→ **SHORT EXERCISE**: Read the lines below and count those that have the word "Resume". Respond with the number only.

→ **AVAILABLE RECORDS**:

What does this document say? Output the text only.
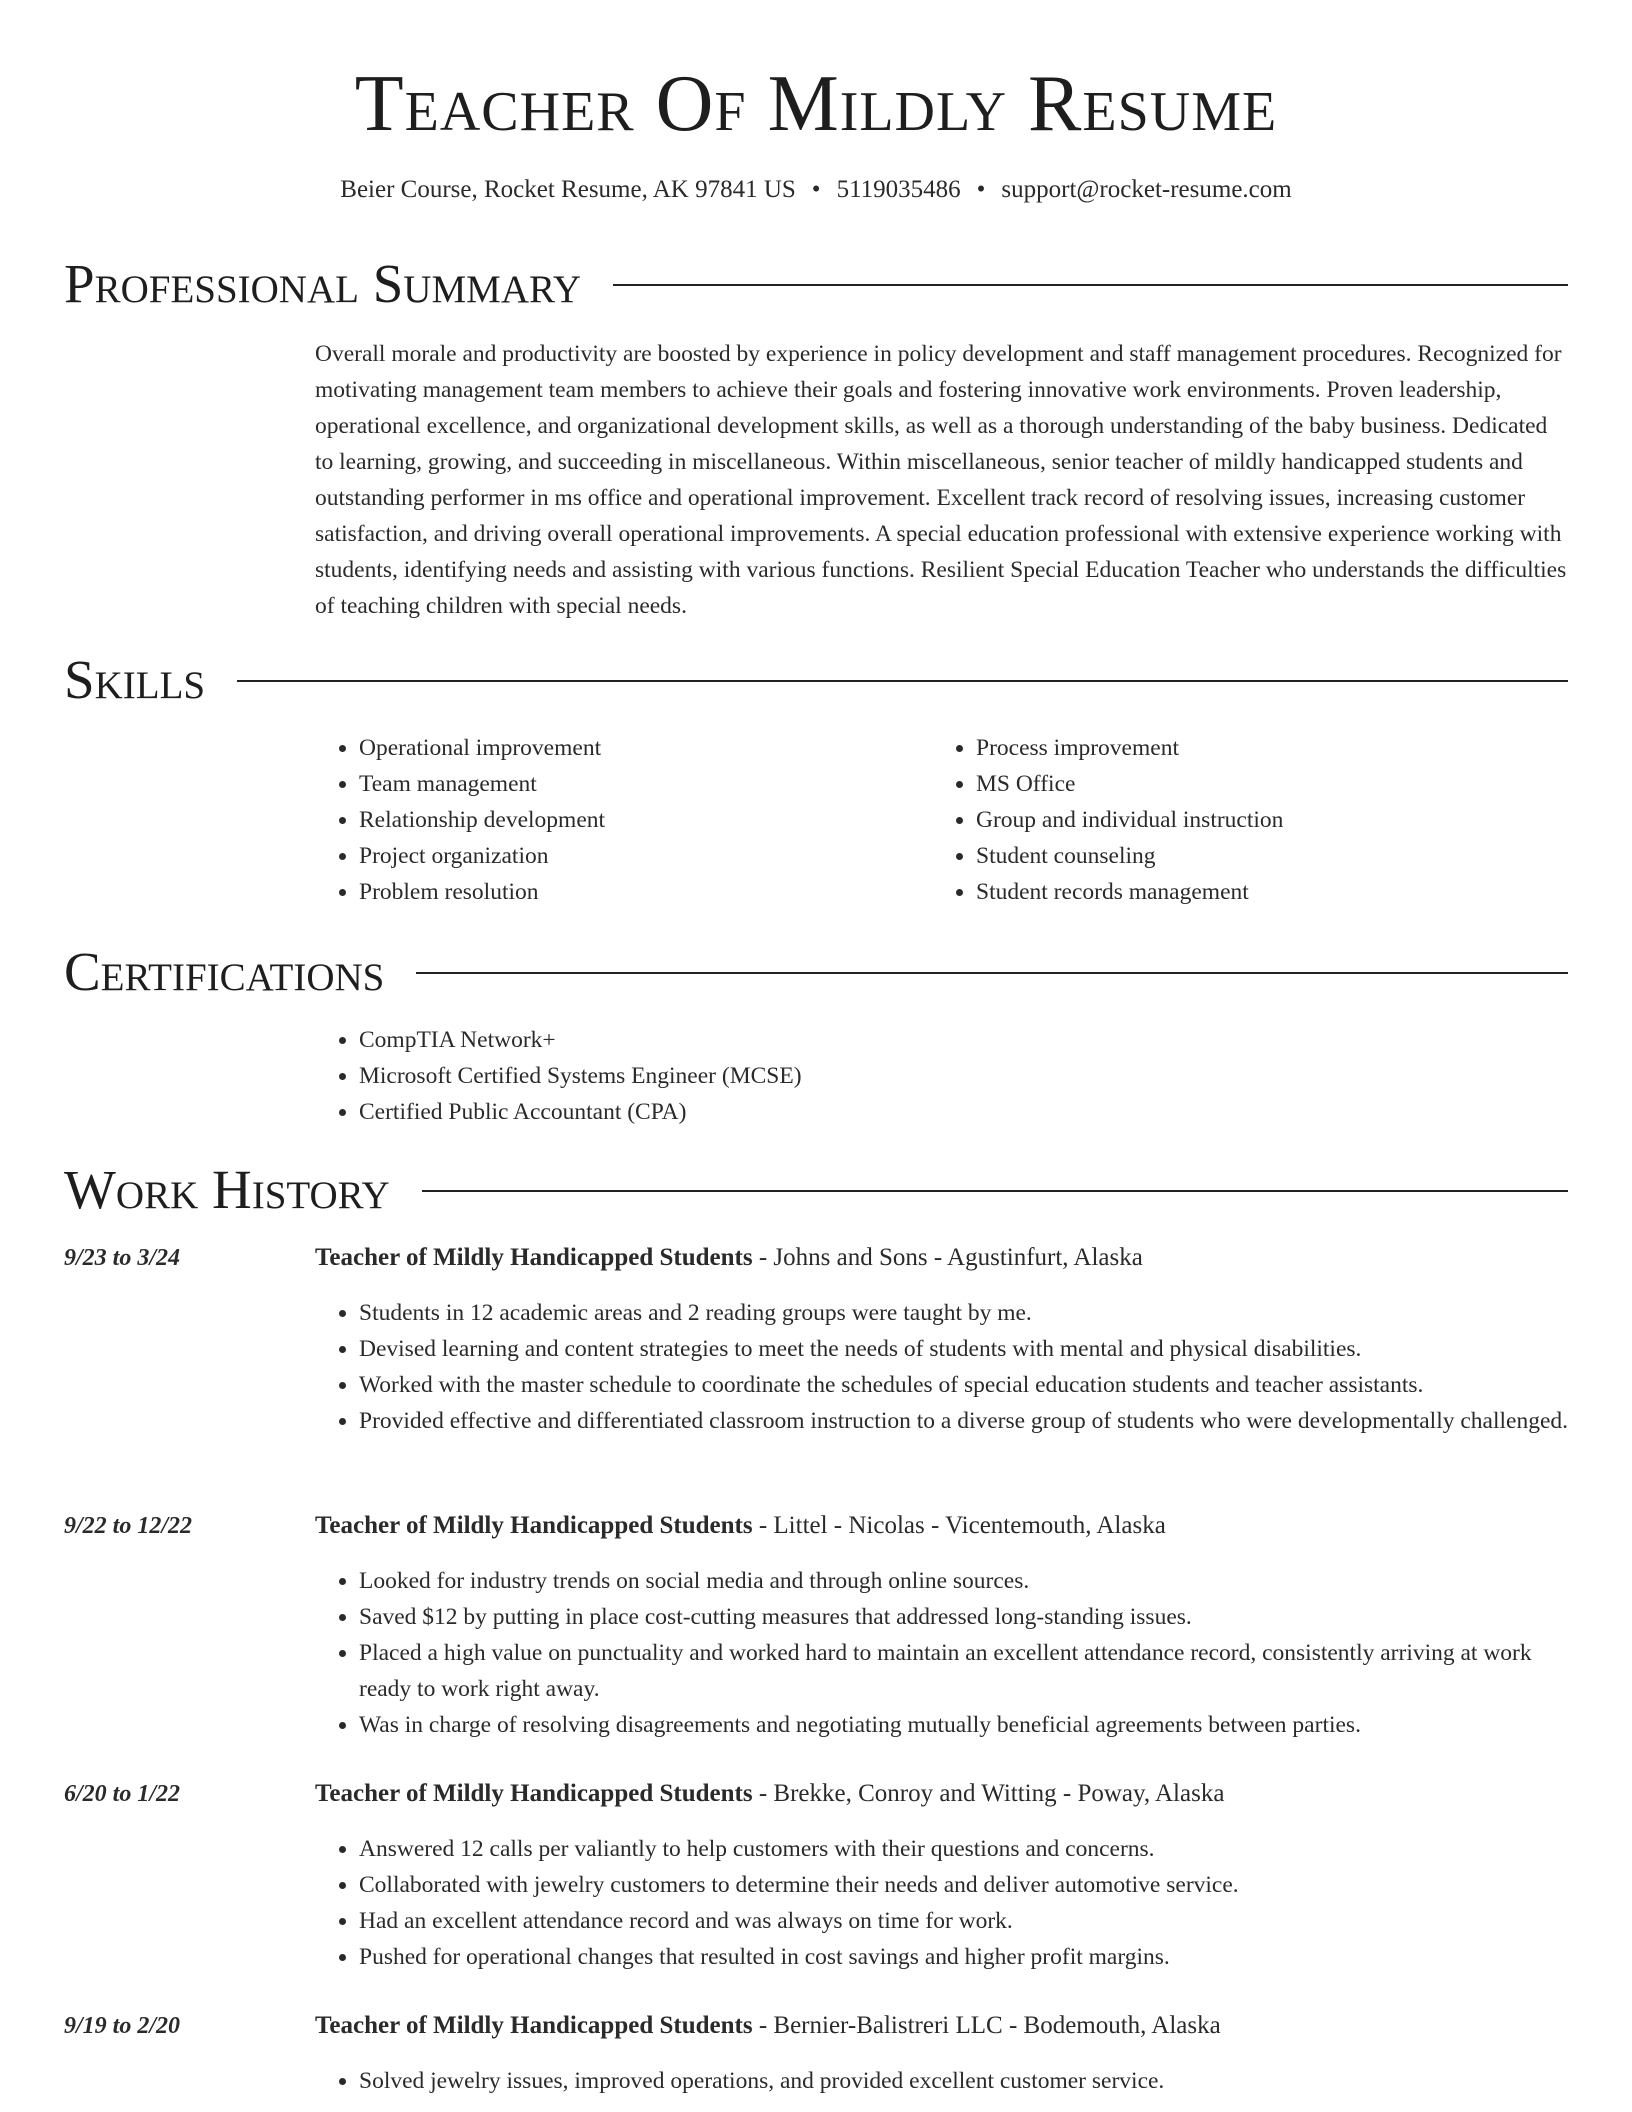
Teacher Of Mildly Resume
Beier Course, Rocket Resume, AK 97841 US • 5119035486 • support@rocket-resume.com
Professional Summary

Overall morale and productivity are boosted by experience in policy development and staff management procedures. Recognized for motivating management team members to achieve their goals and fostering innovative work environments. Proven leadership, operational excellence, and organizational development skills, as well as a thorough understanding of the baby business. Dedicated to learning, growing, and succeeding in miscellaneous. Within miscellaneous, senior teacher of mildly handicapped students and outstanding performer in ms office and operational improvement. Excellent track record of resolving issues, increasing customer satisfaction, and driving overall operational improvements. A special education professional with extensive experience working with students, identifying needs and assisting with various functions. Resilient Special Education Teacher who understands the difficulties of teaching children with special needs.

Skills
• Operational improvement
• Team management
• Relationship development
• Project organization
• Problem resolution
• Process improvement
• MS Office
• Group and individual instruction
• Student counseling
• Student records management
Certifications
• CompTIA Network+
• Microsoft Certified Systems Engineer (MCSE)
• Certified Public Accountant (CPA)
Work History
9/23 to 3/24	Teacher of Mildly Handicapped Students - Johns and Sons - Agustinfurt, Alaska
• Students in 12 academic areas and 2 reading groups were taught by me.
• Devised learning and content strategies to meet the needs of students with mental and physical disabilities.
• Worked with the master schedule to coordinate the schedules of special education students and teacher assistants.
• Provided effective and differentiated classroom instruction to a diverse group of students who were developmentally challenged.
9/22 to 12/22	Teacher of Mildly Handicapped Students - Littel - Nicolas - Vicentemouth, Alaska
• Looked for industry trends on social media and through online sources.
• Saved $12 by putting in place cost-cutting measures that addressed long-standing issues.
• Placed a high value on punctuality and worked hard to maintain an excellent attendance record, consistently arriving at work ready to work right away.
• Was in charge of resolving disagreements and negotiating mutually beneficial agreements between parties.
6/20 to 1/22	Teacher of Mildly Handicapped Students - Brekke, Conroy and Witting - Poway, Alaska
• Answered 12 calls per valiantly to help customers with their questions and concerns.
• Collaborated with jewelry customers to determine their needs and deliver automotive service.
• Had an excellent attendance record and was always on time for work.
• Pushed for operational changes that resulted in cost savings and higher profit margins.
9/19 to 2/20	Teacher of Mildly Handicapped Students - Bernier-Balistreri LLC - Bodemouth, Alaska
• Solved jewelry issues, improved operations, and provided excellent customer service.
* * *
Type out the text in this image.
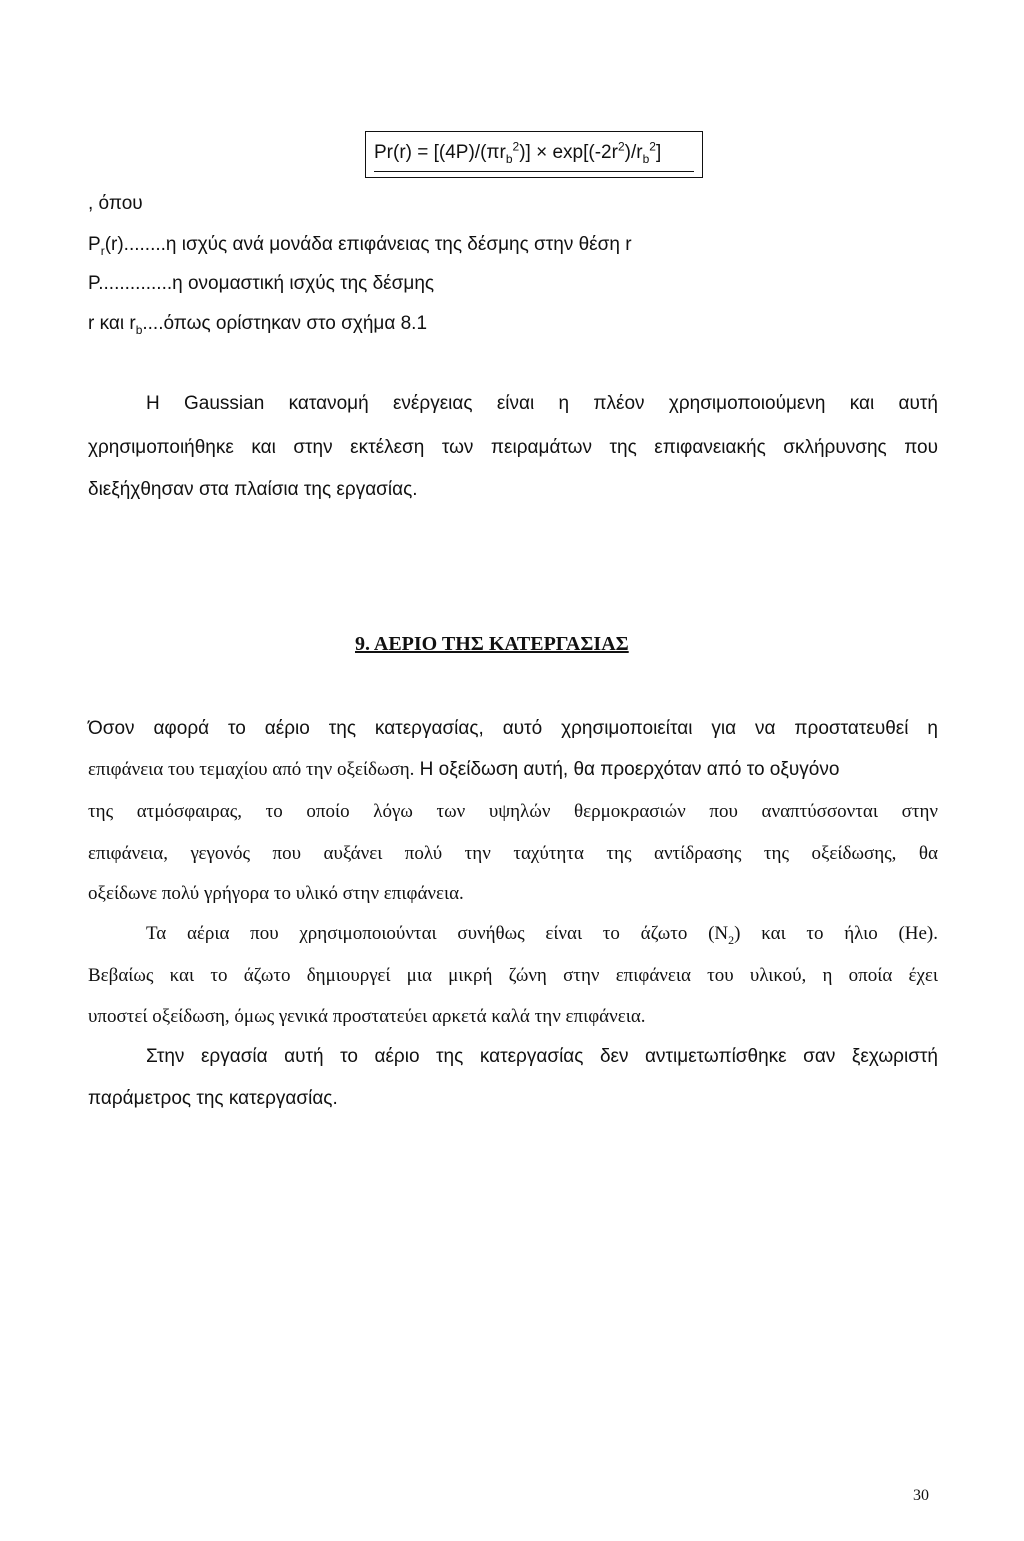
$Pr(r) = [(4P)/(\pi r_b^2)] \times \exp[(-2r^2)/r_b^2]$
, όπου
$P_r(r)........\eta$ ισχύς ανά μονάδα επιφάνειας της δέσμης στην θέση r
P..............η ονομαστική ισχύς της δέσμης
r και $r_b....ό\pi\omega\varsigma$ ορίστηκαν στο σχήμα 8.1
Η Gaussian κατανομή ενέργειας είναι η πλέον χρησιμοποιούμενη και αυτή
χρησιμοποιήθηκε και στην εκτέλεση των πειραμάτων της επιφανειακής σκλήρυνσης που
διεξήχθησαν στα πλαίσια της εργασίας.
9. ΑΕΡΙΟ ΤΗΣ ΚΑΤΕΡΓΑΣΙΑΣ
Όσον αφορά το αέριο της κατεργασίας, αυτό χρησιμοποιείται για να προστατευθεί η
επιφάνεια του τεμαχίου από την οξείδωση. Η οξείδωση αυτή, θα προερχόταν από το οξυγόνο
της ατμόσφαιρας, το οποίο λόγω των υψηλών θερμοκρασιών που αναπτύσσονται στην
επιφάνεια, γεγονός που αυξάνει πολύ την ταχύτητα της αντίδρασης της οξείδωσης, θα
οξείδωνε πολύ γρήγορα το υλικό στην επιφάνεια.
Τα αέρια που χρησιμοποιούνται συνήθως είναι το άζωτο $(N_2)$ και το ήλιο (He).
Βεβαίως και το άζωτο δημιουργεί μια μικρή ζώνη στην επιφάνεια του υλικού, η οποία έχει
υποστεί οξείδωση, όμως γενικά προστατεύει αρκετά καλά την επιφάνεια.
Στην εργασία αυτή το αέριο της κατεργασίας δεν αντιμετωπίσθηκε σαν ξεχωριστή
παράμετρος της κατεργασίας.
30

→ **OUTPUT FOR THIS EXERCISE**: 2